===== INFORMATION PROVIDED =====

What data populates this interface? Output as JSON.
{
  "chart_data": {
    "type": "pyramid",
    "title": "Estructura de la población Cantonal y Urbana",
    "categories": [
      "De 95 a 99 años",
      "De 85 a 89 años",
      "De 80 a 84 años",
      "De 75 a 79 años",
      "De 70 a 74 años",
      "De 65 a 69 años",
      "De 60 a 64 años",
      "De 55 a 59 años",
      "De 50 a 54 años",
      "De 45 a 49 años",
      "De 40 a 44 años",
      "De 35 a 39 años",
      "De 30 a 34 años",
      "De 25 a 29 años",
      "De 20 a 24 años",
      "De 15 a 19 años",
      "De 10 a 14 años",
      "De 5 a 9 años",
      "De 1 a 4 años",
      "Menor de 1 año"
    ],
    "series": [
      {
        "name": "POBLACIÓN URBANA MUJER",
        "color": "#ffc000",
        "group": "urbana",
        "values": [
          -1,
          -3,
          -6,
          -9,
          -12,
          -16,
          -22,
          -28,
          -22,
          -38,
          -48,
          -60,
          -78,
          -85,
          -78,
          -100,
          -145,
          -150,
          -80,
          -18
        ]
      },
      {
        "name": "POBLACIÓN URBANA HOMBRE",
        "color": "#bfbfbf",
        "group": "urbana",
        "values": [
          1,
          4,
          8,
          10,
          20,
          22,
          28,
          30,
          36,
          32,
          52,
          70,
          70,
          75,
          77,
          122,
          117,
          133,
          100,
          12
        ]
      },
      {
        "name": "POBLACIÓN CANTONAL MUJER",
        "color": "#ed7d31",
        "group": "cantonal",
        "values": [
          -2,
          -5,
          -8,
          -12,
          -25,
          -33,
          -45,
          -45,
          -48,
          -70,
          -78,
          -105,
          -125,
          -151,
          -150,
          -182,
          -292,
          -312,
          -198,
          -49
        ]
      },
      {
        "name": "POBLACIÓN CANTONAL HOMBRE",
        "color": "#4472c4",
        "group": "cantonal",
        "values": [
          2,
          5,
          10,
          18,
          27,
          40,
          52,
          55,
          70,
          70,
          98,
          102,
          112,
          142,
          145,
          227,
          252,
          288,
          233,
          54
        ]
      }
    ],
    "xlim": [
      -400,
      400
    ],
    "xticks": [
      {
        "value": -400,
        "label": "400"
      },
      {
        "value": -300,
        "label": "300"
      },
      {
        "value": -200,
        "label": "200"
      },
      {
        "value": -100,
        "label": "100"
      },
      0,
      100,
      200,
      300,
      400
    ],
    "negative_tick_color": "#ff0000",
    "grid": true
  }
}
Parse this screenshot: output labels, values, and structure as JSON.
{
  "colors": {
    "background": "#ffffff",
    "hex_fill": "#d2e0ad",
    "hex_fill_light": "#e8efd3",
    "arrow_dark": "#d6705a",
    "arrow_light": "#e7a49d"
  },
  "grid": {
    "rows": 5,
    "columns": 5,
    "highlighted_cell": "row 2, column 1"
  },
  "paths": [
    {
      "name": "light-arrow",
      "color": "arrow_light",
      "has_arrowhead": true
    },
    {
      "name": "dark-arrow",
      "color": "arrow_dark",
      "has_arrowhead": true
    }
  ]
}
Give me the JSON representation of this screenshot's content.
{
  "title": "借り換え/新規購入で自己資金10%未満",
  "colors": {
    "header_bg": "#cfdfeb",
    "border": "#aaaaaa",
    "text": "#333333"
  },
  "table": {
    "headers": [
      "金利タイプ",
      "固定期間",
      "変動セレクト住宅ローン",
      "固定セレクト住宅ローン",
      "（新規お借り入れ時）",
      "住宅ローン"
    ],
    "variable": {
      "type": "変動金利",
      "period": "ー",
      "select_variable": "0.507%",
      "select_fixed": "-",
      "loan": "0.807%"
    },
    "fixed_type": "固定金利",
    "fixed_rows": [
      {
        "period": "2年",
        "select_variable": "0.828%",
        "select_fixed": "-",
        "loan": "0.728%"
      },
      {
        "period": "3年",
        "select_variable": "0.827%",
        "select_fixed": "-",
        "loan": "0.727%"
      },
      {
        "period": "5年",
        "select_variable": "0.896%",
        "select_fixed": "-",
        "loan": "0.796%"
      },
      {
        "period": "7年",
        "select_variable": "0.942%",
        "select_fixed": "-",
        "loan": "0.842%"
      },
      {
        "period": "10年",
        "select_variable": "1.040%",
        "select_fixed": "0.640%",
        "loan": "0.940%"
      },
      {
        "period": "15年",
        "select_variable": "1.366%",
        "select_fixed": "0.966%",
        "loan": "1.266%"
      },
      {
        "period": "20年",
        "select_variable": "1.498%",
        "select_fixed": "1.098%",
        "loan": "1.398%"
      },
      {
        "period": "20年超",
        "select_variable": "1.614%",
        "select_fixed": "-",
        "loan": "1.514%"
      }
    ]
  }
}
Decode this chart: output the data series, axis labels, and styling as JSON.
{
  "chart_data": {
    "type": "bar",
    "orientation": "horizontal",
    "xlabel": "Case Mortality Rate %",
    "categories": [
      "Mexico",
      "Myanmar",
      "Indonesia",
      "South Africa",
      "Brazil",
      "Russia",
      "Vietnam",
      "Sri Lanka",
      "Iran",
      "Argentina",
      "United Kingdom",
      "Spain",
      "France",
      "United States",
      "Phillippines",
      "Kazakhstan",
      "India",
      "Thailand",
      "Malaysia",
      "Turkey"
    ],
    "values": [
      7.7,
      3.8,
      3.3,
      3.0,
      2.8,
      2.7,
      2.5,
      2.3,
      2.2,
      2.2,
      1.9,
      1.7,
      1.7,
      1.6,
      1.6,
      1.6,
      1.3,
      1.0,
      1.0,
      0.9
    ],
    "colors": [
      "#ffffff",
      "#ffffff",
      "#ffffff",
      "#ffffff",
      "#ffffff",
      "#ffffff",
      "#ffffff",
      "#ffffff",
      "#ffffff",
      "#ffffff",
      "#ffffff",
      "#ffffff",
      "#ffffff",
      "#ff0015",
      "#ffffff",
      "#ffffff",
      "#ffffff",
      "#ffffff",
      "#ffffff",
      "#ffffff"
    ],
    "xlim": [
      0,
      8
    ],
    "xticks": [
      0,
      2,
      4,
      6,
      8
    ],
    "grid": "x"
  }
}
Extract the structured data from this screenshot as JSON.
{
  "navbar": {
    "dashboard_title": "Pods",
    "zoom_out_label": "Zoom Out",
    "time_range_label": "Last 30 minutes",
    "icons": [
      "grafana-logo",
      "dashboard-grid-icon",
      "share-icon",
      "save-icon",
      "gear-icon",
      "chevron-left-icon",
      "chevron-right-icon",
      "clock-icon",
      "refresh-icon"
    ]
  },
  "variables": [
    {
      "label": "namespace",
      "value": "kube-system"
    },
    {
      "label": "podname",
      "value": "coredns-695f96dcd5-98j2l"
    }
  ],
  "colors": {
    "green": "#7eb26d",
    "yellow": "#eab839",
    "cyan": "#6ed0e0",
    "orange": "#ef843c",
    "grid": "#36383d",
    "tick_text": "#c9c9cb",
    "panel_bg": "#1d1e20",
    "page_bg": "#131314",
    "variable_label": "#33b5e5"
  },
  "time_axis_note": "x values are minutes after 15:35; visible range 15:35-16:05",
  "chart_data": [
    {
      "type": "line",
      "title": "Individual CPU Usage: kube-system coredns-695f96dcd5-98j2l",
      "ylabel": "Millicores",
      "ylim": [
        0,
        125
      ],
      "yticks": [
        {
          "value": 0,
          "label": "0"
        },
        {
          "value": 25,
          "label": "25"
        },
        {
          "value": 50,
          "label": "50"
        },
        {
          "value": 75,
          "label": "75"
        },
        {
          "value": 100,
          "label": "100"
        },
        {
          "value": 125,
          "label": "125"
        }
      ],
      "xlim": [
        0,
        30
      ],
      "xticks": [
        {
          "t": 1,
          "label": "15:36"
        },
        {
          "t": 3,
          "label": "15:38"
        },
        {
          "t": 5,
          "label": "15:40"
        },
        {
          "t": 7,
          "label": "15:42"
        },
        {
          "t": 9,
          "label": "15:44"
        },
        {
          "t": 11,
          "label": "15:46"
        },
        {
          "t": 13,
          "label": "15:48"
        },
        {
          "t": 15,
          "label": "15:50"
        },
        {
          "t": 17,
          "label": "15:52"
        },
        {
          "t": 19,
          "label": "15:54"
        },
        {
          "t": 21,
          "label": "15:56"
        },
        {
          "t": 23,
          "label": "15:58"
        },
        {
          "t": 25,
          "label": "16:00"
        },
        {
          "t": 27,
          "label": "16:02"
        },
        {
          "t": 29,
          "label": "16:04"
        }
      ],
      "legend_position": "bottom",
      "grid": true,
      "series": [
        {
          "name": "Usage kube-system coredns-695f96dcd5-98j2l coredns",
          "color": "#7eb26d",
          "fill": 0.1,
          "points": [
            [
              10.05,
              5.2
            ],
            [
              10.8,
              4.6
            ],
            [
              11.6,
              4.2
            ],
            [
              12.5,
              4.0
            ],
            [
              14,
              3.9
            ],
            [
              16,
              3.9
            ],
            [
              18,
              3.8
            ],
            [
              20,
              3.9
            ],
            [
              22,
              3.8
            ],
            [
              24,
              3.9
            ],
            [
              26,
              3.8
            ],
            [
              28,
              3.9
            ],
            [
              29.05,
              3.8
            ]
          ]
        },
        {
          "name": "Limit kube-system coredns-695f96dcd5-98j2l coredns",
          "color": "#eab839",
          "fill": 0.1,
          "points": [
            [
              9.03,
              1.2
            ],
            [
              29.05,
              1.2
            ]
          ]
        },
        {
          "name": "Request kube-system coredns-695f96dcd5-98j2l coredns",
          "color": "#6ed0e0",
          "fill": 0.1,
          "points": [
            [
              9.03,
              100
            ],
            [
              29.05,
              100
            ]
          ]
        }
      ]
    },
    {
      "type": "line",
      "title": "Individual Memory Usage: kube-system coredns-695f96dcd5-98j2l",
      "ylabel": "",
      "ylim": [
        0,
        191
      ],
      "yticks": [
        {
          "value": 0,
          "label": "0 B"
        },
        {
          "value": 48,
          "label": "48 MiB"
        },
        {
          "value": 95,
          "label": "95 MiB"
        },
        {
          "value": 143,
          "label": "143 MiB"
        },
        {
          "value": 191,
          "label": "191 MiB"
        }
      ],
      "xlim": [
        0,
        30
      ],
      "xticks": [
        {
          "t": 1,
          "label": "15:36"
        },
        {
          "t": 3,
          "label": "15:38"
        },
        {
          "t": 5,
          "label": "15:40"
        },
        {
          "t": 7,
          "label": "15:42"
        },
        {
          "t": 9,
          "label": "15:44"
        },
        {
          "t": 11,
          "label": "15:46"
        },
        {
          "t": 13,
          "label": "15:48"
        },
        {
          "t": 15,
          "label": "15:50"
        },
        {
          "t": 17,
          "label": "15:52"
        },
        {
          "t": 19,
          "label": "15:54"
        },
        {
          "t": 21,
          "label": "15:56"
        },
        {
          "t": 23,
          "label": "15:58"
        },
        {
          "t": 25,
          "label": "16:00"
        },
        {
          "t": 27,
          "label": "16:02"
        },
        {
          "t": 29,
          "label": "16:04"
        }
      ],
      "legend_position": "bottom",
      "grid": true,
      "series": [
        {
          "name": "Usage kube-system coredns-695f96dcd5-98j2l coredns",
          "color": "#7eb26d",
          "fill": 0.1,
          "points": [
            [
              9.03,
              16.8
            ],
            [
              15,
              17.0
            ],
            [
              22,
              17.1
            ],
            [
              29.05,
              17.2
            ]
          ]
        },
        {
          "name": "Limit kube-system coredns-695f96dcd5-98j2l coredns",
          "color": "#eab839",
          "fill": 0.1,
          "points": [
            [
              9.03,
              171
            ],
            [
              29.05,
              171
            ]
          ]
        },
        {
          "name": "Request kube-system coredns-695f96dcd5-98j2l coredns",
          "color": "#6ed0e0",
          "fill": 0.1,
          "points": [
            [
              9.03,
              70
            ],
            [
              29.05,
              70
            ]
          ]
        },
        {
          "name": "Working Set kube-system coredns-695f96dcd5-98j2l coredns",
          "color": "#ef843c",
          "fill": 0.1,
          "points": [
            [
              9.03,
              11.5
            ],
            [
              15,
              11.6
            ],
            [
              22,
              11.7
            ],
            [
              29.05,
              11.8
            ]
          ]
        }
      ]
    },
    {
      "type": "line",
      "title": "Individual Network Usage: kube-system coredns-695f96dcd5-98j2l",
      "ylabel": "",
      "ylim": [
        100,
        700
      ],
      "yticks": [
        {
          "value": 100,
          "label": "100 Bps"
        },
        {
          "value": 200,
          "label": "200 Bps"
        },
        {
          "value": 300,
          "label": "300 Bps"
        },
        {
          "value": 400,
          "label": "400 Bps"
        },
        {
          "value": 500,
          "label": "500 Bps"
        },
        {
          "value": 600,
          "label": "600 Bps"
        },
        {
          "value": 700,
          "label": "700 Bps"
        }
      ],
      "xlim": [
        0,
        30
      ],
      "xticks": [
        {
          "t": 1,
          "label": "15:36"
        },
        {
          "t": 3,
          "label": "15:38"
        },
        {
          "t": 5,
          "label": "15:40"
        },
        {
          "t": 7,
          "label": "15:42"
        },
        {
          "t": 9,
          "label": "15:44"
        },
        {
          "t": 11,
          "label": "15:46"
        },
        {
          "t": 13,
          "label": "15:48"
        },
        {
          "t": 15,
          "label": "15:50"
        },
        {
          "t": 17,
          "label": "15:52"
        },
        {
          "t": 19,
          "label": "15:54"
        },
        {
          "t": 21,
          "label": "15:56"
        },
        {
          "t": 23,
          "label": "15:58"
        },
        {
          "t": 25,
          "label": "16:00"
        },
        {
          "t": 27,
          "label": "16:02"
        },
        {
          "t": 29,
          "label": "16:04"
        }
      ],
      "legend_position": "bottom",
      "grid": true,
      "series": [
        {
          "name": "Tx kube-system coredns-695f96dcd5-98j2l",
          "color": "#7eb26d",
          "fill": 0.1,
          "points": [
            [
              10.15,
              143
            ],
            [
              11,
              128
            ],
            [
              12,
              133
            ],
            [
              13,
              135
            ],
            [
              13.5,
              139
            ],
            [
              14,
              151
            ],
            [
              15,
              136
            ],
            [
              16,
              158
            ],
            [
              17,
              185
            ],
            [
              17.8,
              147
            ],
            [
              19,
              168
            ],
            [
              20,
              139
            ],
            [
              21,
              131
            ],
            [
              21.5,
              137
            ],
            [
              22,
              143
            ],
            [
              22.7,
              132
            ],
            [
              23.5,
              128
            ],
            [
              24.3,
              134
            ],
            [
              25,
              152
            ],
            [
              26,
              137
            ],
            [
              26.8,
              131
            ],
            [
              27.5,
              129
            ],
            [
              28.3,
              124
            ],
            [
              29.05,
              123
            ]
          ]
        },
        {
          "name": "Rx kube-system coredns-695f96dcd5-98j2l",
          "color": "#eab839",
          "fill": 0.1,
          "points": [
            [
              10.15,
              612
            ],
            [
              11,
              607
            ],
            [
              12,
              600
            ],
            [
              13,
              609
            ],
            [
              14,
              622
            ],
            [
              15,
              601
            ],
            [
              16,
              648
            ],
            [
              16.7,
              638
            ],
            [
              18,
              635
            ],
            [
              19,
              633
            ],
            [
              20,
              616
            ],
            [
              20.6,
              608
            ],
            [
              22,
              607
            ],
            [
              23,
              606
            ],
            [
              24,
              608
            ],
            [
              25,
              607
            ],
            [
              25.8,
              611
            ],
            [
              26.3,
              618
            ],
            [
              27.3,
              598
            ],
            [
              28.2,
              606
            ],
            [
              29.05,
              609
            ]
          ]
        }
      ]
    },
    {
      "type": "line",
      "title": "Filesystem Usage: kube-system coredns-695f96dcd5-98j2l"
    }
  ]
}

=====

Scan the material and collect every line that contains "loan".

      "loan": "0.807%"
        "loan": "0.728%"
        "loan": "0.727%"
        "loan": "0.796%"
        "loan": "0.842%"
        "loan": "0.940%"
        "loan": "1.266%"
        "loan": "1.398%"
        "loan": "1.514%"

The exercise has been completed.